Given instruction: Take every line that has the string "Rights" and copy it out.
-------- Material provided
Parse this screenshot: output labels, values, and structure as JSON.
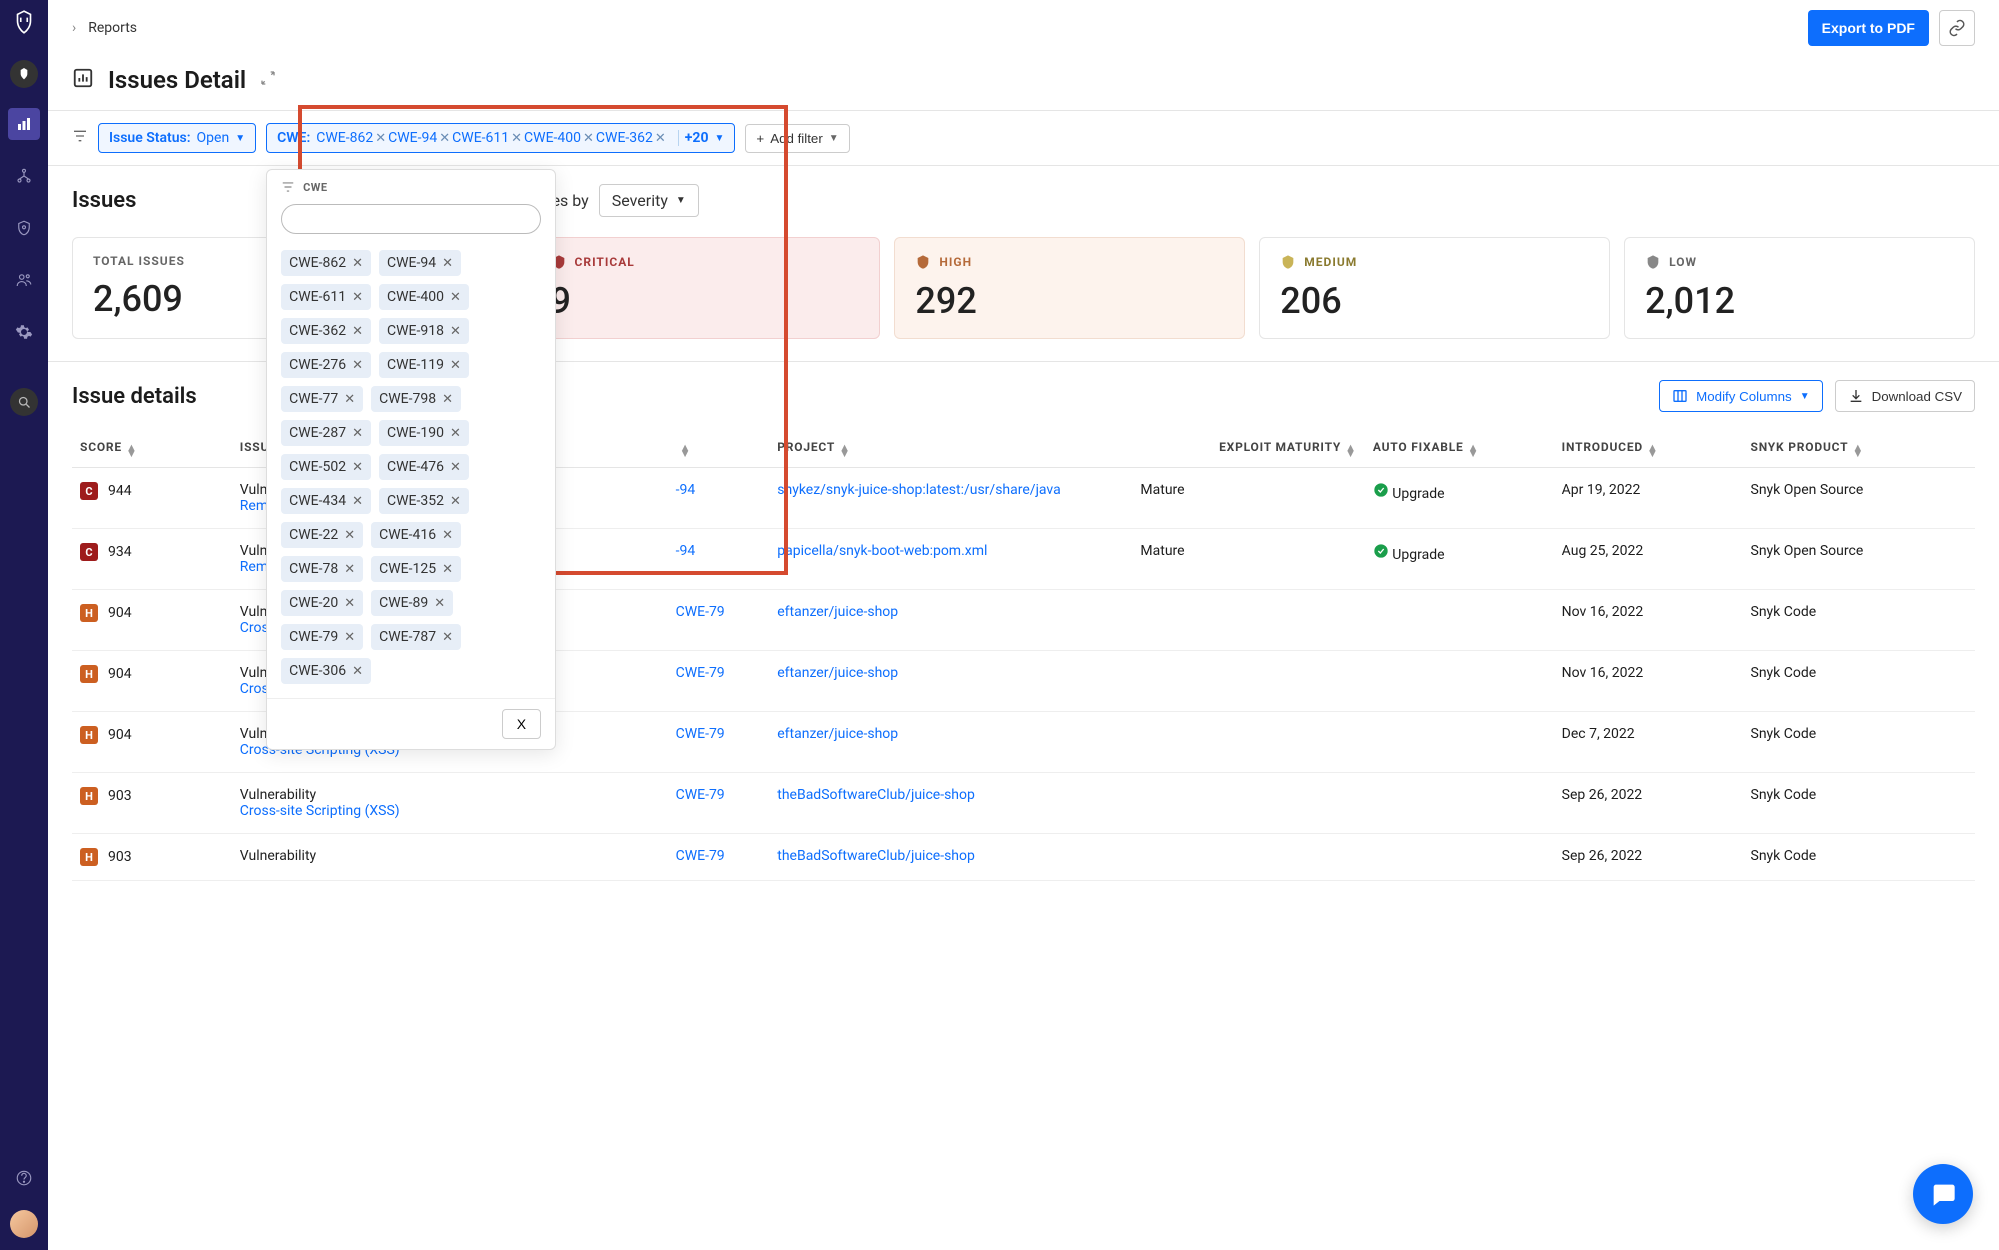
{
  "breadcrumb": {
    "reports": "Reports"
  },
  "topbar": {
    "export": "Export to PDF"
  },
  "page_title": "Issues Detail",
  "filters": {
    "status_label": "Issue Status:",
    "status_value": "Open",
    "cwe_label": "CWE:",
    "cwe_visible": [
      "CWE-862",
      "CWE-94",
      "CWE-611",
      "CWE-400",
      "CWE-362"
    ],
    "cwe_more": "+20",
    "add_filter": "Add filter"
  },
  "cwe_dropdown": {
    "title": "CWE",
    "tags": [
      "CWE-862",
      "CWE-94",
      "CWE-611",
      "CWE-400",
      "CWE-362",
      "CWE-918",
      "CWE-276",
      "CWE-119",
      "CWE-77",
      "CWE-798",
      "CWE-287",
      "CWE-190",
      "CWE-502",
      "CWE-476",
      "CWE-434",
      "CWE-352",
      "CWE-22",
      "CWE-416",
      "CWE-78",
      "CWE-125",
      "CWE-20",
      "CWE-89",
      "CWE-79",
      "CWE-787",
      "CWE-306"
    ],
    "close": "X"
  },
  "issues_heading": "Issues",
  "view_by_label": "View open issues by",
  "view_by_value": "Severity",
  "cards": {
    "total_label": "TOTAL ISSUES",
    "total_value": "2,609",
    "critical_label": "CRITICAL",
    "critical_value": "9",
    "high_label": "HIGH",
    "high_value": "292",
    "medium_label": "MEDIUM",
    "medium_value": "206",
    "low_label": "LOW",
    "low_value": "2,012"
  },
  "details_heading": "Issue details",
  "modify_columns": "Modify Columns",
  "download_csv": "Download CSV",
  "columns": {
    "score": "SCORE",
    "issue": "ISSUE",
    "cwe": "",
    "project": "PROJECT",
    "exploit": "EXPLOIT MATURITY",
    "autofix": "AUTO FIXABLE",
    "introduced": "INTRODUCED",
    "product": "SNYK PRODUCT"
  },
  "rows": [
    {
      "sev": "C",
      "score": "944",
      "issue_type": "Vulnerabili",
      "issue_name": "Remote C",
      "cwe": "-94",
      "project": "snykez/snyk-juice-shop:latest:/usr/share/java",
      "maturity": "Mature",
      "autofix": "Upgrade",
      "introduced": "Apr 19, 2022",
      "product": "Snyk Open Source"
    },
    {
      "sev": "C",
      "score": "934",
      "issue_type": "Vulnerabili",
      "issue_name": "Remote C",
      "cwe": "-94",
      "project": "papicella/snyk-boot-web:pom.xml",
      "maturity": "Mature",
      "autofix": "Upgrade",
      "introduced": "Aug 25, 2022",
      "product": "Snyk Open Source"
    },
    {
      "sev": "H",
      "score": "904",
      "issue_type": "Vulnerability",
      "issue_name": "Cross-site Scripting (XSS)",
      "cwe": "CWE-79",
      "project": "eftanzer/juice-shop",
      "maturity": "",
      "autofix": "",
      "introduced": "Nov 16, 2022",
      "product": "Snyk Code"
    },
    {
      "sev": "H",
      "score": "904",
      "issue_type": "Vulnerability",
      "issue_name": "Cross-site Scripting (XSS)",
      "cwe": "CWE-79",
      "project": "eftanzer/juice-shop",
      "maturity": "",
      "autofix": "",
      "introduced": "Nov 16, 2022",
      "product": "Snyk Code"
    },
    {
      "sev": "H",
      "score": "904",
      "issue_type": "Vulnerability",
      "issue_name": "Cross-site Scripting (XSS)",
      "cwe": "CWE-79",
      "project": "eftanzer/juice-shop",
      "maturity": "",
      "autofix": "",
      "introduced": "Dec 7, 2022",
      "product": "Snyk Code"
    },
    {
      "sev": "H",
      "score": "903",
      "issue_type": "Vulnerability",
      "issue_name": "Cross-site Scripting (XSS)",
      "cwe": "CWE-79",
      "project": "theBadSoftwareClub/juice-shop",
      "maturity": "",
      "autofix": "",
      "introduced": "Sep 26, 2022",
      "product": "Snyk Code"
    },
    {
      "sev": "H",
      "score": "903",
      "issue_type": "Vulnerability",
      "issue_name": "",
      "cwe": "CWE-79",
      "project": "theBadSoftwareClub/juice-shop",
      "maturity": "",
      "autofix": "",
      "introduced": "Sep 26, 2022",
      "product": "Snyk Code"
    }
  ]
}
----------------
-------- Material provided
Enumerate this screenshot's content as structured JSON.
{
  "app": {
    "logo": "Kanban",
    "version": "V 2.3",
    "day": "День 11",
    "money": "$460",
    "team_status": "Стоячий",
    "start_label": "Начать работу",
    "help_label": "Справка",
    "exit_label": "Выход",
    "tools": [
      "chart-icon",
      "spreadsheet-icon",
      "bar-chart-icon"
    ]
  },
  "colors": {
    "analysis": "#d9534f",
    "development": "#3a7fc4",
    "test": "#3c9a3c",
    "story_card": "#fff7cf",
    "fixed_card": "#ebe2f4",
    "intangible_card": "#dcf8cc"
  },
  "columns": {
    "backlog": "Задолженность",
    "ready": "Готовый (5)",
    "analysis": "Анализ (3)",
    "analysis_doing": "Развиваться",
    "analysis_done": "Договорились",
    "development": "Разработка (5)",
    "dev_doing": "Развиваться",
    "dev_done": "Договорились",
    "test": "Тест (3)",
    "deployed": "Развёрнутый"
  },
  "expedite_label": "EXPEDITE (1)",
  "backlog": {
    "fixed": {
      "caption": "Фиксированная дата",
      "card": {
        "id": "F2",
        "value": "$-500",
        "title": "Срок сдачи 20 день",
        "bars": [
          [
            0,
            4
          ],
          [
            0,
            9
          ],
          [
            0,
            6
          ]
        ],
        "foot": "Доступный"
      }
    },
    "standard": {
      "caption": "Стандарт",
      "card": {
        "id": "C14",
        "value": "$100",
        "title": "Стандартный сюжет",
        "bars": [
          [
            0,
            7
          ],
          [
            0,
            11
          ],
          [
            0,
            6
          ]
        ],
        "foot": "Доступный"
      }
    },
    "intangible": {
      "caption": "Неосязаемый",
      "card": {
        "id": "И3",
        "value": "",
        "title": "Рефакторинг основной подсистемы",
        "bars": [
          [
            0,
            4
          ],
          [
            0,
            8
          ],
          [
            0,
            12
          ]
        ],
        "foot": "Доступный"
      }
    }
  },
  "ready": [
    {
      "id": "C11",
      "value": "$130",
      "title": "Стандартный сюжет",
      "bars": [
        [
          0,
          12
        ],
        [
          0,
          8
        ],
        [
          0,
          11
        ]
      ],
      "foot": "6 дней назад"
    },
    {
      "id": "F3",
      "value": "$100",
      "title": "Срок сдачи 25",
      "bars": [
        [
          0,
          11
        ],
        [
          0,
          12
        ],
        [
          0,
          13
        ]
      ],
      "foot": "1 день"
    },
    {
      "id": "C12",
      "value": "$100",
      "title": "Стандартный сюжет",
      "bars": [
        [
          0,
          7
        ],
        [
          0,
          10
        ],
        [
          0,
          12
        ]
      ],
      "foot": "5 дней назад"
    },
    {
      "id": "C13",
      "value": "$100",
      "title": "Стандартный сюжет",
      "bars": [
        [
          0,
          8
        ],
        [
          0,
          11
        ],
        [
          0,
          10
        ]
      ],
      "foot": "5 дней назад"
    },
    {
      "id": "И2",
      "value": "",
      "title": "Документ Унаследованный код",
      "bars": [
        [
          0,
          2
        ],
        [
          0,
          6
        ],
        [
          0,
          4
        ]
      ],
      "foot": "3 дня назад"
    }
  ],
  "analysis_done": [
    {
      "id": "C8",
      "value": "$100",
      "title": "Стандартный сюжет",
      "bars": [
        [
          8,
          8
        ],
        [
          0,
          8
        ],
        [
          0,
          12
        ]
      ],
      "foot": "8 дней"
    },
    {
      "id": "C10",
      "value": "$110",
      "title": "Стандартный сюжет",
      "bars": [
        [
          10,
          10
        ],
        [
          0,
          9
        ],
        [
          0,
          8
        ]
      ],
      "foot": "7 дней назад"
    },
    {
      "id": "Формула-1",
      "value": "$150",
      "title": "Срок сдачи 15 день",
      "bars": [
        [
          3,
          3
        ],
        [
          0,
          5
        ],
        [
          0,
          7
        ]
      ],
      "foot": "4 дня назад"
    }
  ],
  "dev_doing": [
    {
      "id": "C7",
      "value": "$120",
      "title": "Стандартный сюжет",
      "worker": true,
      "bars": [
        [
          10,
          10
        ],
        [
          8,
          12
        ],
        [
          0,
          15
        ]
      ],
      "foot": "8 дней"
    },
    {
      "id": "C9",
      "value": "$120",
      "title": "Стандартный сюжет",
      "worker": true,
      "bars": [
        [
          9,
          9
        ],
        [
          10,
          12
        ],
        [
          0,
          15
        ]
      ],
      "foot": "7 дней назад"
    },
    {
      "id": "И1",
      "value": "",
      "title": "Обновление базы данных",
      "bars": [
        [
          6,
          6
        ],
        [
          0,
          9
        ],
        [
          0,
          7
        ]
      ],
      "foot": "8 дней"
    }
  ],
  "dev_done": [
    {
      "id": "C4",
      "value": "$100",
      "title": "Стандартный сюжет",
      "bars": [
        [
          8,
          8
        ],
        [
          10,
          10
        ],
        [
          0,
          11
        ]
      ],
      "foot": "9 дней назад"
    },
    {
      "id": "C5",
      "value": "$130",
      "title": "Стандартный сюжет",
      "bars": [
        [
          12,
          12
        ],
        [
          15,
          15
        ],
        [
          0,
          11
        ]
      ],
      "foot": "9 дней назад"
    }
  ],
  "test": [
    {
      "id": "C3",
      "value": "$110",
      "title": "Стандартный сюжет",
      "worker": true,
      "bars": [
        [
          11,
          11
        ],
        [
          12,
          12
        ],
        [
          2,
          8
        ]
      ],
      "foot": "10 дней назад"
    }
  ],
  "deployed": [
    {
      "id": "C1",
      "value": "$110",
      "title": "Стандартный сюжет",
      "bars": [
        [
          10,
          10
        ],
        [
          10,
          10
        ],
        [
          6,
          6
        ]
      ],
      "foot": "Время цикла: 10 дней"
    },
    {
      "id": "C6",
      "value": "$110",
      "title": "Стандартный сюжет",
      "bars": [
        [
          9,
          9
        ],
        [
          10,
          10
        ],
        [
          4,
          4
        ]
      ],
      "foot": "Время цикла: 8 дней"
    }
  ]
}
----------------
-------- Material provided
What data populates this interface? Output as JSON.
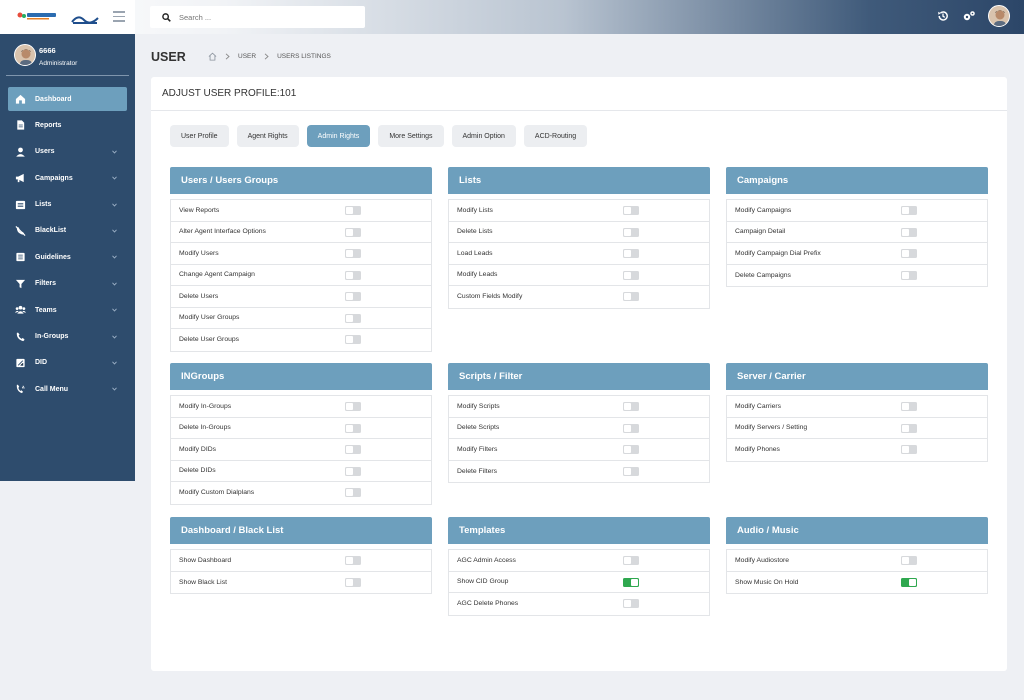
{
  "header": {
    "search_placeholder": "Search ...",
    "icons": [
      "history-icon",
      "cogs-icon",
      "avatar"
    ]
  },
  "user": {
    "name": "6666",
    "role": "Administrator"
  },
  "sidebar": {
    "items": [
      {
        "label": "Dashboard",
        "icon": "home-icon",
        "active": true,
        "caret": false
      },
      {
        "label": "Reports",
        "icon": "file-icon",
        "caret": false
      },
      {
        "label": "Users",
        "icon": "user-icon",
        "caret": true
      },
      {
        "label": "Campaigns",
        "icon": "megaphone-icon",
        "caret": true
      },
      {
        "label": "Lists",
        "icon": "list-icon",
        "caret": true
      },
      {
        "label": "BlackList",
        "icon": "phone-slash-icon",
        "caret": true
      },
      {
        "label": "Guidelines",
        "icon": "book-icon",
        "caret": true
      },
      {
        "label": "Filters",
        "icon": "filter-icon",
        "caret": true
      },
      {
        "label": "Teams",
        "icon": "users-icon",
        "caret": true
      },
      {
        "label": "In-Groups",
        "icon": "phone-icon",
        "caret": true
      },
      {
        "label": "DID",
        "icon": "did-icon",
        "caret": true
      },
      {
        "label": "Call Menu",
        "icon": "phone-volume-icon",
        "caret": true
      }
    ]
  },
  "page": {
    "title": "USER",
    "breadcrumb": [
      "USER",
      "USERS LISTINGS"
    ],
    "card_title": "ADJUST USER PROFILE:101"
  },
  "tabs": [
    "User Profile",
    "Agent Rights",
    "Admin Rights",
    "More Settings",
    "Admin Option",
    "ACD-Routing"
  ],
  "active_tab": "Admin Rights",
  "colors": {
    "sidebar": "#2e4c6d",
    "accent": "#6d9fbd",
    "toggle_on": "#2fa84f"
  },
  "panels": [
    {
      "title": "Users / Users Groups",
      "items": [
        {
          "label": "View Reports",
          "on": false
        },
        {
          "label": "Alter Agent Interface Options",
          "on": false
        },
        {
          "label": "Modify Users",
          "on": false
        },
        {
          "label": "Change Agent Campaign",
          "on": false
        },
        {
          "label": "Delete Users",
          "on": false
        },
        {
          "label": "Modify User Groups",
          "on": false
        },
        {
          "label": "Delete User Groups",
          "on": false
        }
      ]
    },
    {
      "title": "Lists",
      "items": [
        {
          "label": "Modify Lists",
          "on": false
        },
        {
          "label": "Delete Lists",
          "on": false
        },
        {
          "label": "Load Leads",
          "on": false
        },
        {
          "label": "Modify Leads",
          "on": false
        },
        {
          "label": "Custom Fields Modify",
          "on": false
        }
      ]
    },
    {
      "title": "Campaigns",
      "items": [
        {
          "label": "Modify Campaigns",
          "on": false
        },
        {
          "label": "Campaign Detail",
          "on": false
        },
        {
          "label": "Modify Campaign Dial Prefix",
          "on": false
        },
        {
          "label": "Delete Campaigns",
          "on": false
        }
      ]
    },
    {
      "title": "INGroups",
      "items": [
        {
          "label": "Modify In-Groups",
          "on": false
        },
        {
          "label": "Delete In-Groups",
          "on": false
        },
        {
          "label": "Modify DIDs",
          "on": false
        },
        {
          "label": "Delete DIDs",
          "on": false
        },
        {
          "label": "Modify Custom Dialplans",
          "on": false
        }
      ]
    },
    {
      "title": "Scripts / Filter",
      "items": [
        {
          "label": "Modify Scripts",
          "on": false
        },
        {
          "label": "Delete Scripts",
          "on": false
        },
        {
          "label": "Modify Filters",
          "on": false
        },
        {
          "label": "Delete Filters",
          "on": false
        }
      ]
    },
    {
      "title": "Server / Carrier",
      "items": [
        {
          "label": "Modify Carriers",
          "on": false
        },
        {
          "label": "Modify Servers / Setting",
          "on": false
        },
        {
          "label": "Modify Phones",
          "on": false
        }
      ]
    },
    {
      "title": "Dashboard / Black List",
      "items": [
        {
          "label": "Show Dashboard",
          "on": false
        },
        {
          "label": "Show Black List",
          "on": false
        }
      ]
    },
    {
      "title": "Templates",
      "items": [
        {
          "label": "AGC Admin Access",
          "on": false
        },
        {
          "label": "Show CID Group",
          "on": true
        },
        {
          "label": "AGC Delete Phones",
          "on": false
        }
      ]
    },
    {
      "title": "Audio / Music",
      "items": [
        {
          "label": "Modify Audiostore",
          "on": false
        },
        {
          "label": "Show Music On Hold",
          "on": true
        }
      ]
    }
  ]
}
----------------
Task solution:
    "Agent Rights",
    "Admin Rights",
  "active_tab": "Admin Rights",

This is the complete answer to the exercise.